TASK STATEMENT
Count every line in the entries that follow where the word "name" appears, then state only the total.

(Data extracted from a collection)
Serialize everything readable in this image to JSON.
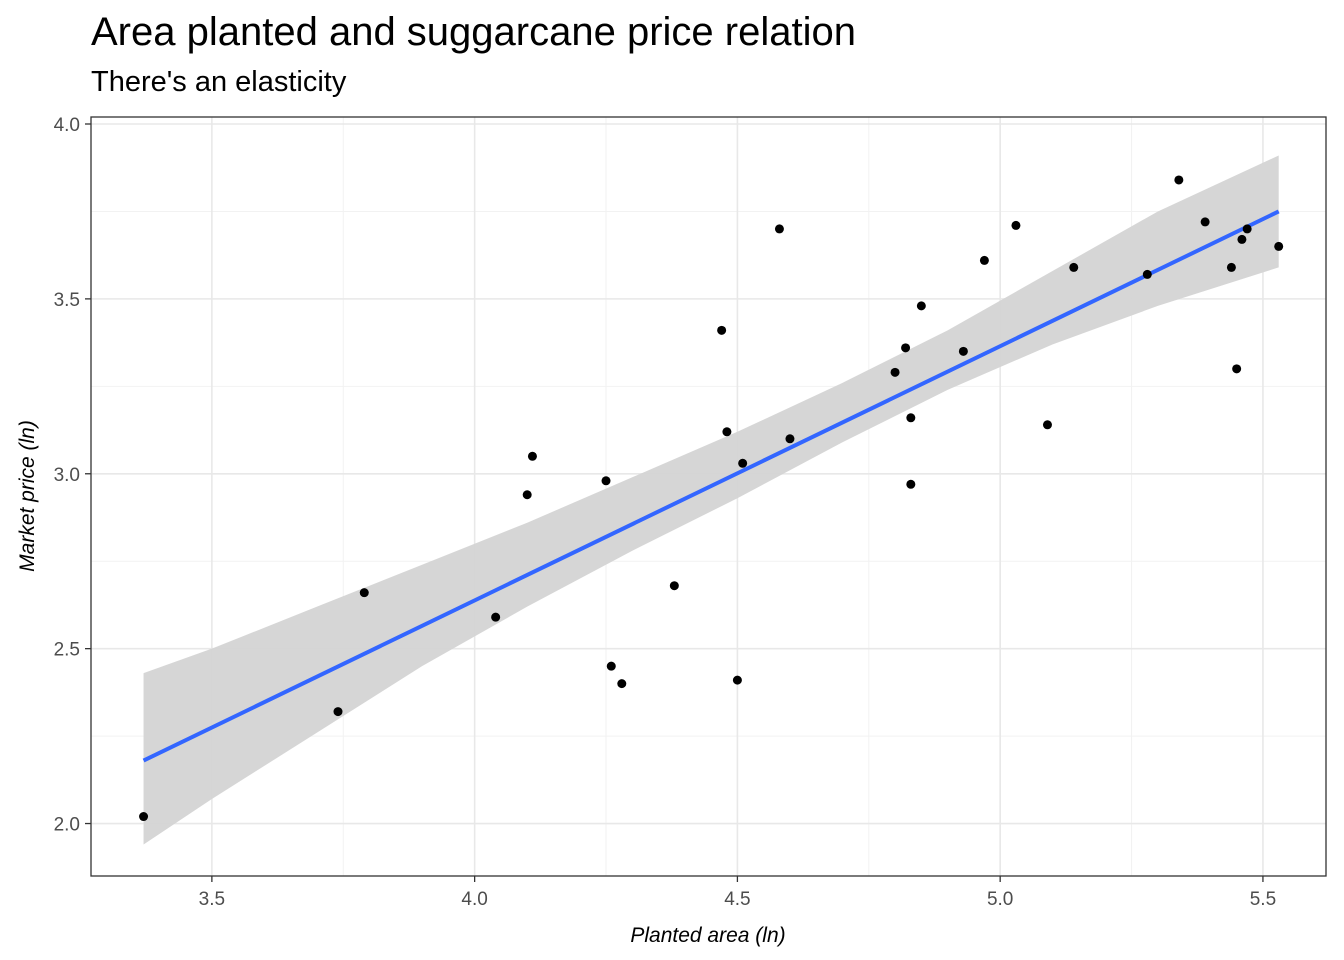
{
  "chart_data": {
    "type": "scatter",
    "title": "Area planted and suggarcane price relation",
    "subtitle": "There's an elasticity",
    "xlabel": "Planted area (ln)",
    "ylabel": "Market price (ln)",
    "xlim": [
      3.27,
      5.62
    ],
    "ylim": [
      1.85,
      4.02
    ],
    "xticks": [
      3.5,
      4.0,
      4.5,
      5.0,
      5.5
    ],
    "yticks": [
      2.0,
      2.5,
      3.0,
      3.5,
      4.0
    ],
    "xtick_labels": [
      "3.5",
      "4.0",
      "4.5",
      "5.0",
      "5.5"
    ],
    "ytick_labels": [
      "2.0",
      "2.5",
      "3.0",
      "3.5",
      "4.0"
    ],
    "grid": true,
    "points": [
      {
        "x": 3.37,
        "y": 2.02
      },
      {
        "x": 3.74,
        "y": 2.32
      },
      {
        "x": 3.79,
        "y": 2.66
      },
      {
        "x": 4.04,
        "y": 2.59
      },
      {
        "x": 4.1,
        "y": 2.94
      },
      {
        "x": 4.11,
        "y": 3.05
      },
      {
        "x": 4.25,
        "y": 2.98
      },
      {
        "x": 4.26,
        "y": 2.45
      },
      {
        "x": 4.28,
        "y": 2.4
      },
      {
        "x": 4.38,
        "y": 2.68
      },
      {
        "x": 4.47,
        "y": 3.41
      },
      {
        "x": 4.48,
        "y": 3.12
      },
      {
        "x": 4.5,
        "y": 2.41
      },
      {
        "x": 4.51,
        "y": 3.03
      },
      {
        "x": 4.58,
        "y": 3.7
      },
      {
        "x": 4.6,
        "y": 3.1
      },
      {
        "x": 4.8,
        "y": 3.29
      },
      {
        "x": 4.82,
        "y": 3.36
      },
      {
        "x": 4.83,
        "y": 3.16
      },
      {
        "x": 4.83,
        "y": 2.97
      },
      {
        "x": 4.85,
        "y": 3.48
      },
      {
        "x": 4.93,
        "y": 3.35
      },
      {
        "x": 4.97,
        "y": 3.61
      },
      {
        "x": 5.03,
        "y": 3.71
      },
      {
        "x": 5.09,
        "y": 3.14
      },
      {
        "x": 5.14,
        "y": 3.59
      },
      {
        "x": 5.28,
        "y": 3.57
      },
      {
        "x": 5.34,
        "y": 3.84
      },
      {
        "x": 5.39,
        "y": 3.72
      },
      {
        "x": 5.44,
        "y": 3.59
      },
      {
        "x": 5.45,
        "y": 3.3
      },
      {
        "x": 5.46,
        "y": 3.67
      },
      {
        "x": 5.47,
        "y": 3.7
      },
      {
        "x": 5.53,
        "y": 3.65
      }
    ],
    "fit_line": {
      "x": [
        3.37,
        5.53
      ],
      "y": [
        2.18,
        3.75
      ],
      "color": "#3366FF"
    },
    "confidence_band": {
      "x": [
        3.37,
        3.5,
        3.7,
        3.9,
        4.1,
        4.3,
        4.5,
        4.7,
        4.9,
        5.1,
        5.3,
        5.53
      ],
      "lower": [
        1.94,
        2.07,
        2.26,
        2.45,
        2.62,
        2.78,
        2.93,
        3.09,
        3.24,
        3.37,
        3.48,
        3.59
      ],
      "upper": [
        2.43,
        2.5,
        2.62,
        2.74,
        2.86,
        2.99,
        3.12,
        3.26,
        3.41,
        3.58,
        3.75,
        3.91
      ],
      "color": "#d4d4d4"
    },
    "point_color": "#000000"
  }
}
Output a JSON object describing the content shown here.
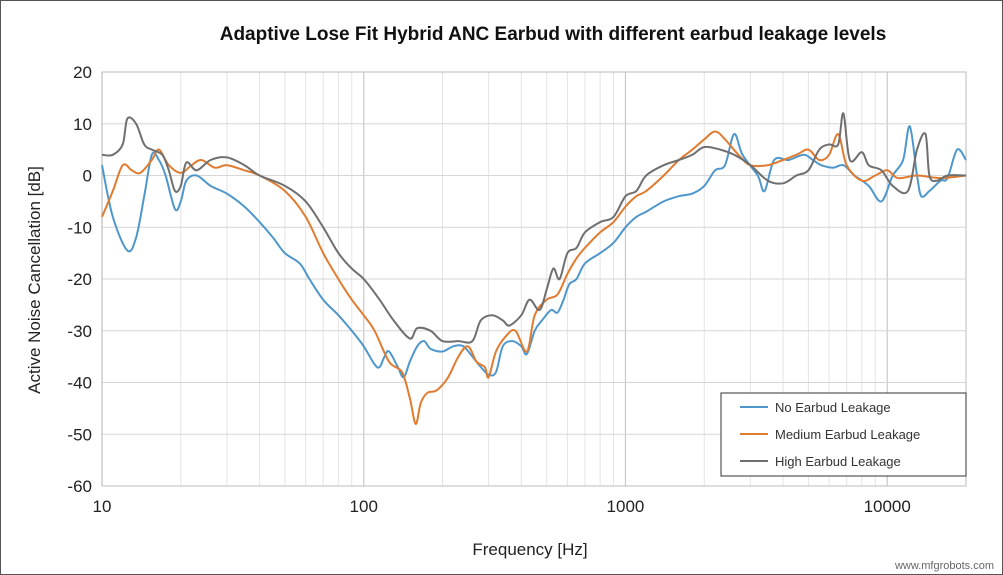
{
  "chart_data": {
    "type": "line",
    "title": "Adaptive Lose Fit Hybrid ANC Earbud with different earbud leakage levels",
    "xlabel": "Frequency  [Hz]",
    "ylabel": "Active Noise Cancellation  [dB]",
    "xscale": "log",
    "xlim": [
      10,
      20000
    ],
    "ylim": [
      -60,
      20
    ],
    "xticks": [
      10,
      100,
      1000,
      10000
    ],
    "yticks": [
      20,
      10,
      0,
      -10,
      -20,
      -30,
      -40,
      -50,
      -60
    ],
    "grid": true,
    "legend_position": "bottom-right",
    "series": [
      {
        "name": "No Earbud Leakage",
        "color": "#4e97cc",
        "x": [
          10,
          11,
          12.5,
          13.5,
          14.5,
          15.5,
          16.5,
          17.5,
          19,
          20,
          21,
          23,
          26,
          30,
          35,
          40,
          45,
          50,
          57,
          62,
          70,
          80,
          90,
          100,
          110,
          115,
          120,
          125,
          135,
          142,
          150,
          160,
          170,
          180,
          200,
          220,
          240,
          260,
          280,
          300,
          320,
          340,
          370,
          400,
          420,
          450,
          480,
          520,
          550,
          580,
          610,
          650,
          700,
          800,
          900,
          1000,
          1100,
          1200,
          1400,
          1600,
          1800,
          2000,
          2200,
          2400,
          2600,
          2800,
          3200,
          3400,
          3700,
          4200,
          4800,
          5200,
          5600,
          6200,
          6800,
          7500,
          8500,
          9500,
          10500,
          11500,
          12200,
          13000,
          13500,
          14500,
          16000,
          17000,
          18500,
          20000
        ],
        "y": [
          2,
          -8,
          -14.5,
          -12,
          -4,
          4,
          3,
          0,
          -6.5,
          -5,
          -1,
          0,
          -2,
          -3.5,
          -6,
          -9,
          -12,
          -15,
          -17,
          -20,
          -24,
          -27,
          -30,
          -33,
          -36.5,
          -37,
          -35,
          -34,
          -37,
          -39,
          -36,
          -33,
          -32,
          -33.5,
          -34,
          -33,
          -33,
          -35,
          -37,
          -38.5,
          -38,
          -33,
          -32,
          -33,
          -34.5,
          -30,
          -28,
          -26,
          -26.5,
          -24,
          -21,
          -20,
          -17,
          -15,
          -13,
          -10,
          -8,
          -7,
          -5,
          -4,
          -3.5,
          -2,
          1,
          2,
          8,
          4,
          0,
          -3,
          3,
          3,
          4,
          3,
          2,
          1.5,
          2,
          0,
          -2,
          -5,
          0,
          3,
          9.5,
          0,
          -4,
          -3,
          -1,
          -0.5,
          5,
          3
        ]
      },
      {
        "name": "Medium Earbud Leakage",
        "color": "#e07b30",
        "x": [
          10,
          11,
          12,
          13,
          14,
          15.5,
          16.5,
          18,
          20,
          22,
          24,
          27,
          30,
          35,
          40,
          50,
          60,
          70,
          80,
          90,
          100,
          110,
          125,
          140,
          150,
          158,
          165,
          175,
          190,
          210,
          230,
          250,
          270,
          290,
          300,
          320,
          350,
          380,
          420,
          450,
          500,
          550,
          600,
          650,
          700,
          800,
          900,
          1000,
          1100,
          1200,
          1400,
          1600,
          1800,
          2000,
          2200,
          2400,
          2700,
          3000,
          3500,
          4000,
          4500,
          5000,
          5500,
          6000,
          6500,
          7000,
          8000,
          9000,
          10000,
          11000,
          13000,
          16000,
          20000
        ],
        "y": [
          -8,
          -3,
          2,
          1,
          0.5,
          3,
          5,
          2,
          0.5,
          2,
          3,
          1.5,
          2,
          1,
          0,
          -3,
          -8,
          -15,
          -20,
          -24,
          -27,
          -30,
          -36,
          -38,
          -43,
          -48,
          -44,
          -42,
          -41.5,
          -39,
          -35,
          -33,
          -36,
          -37,
          -39,
          -34,
          -31,
          -30,
          -34,
          -27,
          -24,
          -23,
          -19,
          -16,
          -14,
          -11,
          -9,
          -6,
          -4,
          -3,
          0,
          3,
          5,
          7,
          8.5,
          7,
          4,
          2,
          2,
          3,
          4,
          5,
          3,
          4,
          8,
          2,
          -1,
          0,
          1,
          -0.5,
          0,
          -0.5,
          0
        ]
      },
      {
        "name": "High Earbud Leakage",
        "color": "#6f6f6f",
        "x": [
          10,
          11,
          12,
          12.5,
          13.5,
          14.5,
          15.5,
          17,
          18,
          19,
          20,
          21,
          23,
          26,
          30,
          35,
          40,
          50,
          60,
          70,
          80,
          90,
          100,
          115,
          130,
          150,
          160,
          180,
          200,
          230,
          260,
          280,
          310,
          340,
          360,
          400,
          430,
          470,
          500,
          530,
          560,
          600,
          650,
          700,
          800,
          900,
          1000,
          1100,
          1200,
          1400,
          1600,
          1800,
          2000,
          2300,
          2600,
          3000,
          3500,
          4000,
          4500,
          5000,
          5500,
          6000,
          6500,
          6800,
          7200,
          8000,
          8500,
          9500,
          10500,
          12000,
          13000,
          14000,
          14500,
          15500,
          17000,
          20000
        ],
        "y": [
          4,
          4,
          6,
          11,
          10,
          6,
          5,
          4,
          1,
          -3,
          -2,
          2.5,
          1,
          3,
          3.5,
          2,
          0,
          -2,
          -5,
          -10,
          -15,
          -18,
          -20,
          -24,
          -28,
          -31.5,
          -29.5,
          -30,
          -32,
          -32,
          -32,
          -28,
          -27,
          -28,
          -29,
          -27,
          -24,
          -26,
          -22,
          -18,
          -20,
          -15,
          -14,
          -11,
          -9,
          -8,
          -4,
          -3,
          0,
          2,
          3,
          4,
          5.5,
          5,
          4,
          2,
          -1,
          -1.5,
          0,
          1,
          5,
          6,
          6,
          12,
          3,
          4.5,
          2,
          1,
          -2,
          -3,
          5,
          8,
          0,
          -1,
          0,
          0
        ]
      }
    ]
  },
  "watermark": "www.mfgrobots.com"
}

EXERCISE RESULT
3